### GOAL
Reproduce the listing exactly and skip over any pictures.

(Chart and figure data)
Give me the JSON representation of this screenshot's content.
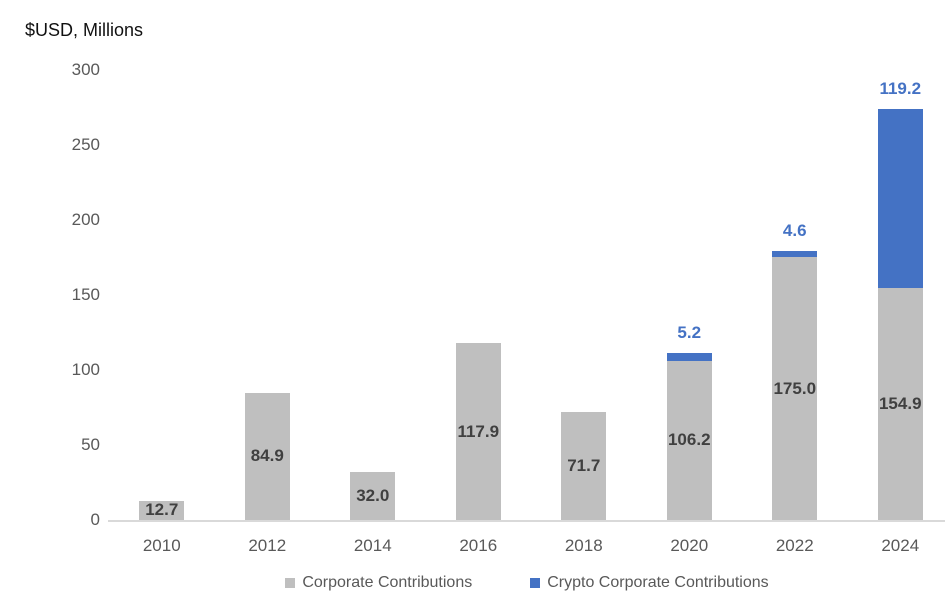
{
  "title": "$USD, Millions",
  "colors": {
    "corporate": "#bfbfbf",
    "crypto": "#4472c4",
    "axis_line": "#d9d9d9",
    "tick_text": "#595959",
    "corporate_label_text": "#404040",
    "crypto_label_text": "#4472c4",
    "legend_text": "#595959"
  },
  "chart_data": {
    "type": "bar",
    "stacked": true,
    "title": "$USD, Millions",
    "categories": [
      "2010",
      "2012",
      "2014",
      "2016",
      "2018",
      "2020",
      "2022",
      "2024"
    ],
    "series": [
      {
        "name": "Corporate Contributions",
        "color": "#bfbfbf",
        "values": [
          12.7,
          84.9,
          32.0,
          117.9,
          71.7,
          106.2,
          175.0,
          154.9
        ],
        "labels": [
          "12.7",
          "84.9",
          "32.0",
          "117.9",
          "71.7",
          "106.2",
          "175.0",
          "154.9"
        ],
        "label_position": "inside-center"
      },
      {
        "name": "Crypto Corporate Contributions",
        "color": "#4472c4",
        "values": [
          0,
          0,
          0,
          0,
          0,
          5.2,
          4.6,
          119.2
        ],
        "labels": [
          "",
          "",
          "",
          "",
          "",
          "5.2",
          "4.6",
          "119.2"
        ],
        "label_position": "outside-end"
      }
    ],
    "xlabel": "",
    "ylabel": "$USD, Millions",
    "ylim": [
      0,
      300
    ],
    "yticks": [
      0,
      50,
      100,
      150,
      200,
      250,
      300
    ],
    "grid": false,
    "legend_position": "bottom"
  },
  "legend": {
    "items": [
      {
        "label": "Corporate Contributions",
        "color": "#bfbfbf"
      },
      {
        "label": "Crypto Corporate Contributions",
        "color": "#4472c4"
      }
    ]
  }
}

### TASK RESPONSE
Give me the JSON representation of this screenshot's content.
{
  "title": "$USD, Millions",
  "colors": {
    "corporate": "#bfbfbf",
    "crypto": "#4472c4",
    "axis_line": "#d9d9d9",
    "tick_text": "#595959",
    "corporate_label_text": "#404040",
    "crypto_label_text": "#4472c4",
    "legend_text": "#595959"
  },
  "chart_data": {
    "type": "bar",
    "stacked": true,
    "title": "$USD, Millions",
    "categories": [
      "2010",
      "2012",
      "2014",
      "2016",
      "2018",
      "2020",
      "2022",
      "2024"
    ],
    "series": [
      {
        "name": "Corporate Contributions",
        "color": "#bfbfbf",
        "values": [
          12.7,
          84.9,
          32.0,
          117.9,
          71.7,
          106.2,
          175.0,
          154.9
        ],
        "labels": [
          "12.7",
          "84.9",
          "32.0",
          "117.9",
          "71.7",
          "106.2",
          "175.0",
          "154.9"
        ],
        "label_position": "inside-center"
      },
      {
        "name": "Crypto Corporate Contributions",
        "color": "#4472c4",
        "values": [
          0,
          0,
          0,
          0,
          0,
          5.2,
          4.6,
          119.2
        ],
        "labels": [
          "",
          "",
          "",
          "",
          "",
          "5.2",
          "4.6",
          "119.2"
        ],
        "label_position": "outside-end"
      }
    ],
    "xlabel": "",
    "ylabel": "$USD, Millions",
    "ylim": [
      0,
      300
    ],
    "yticks": [
      0,
      50,
      100,
      150,
      200,
      250,
      300
    ],
    "grid": false,
    "legend_position": "bottom"
  },
  "legend": {
    "items": [
      {
        "label": "Corporate Contributions",
        "color": "#bfbfbf"
      },
      {
        "label": "Crypto Corporate Contributions",
        "color": "#4472c4"
      }
    ]
  }
}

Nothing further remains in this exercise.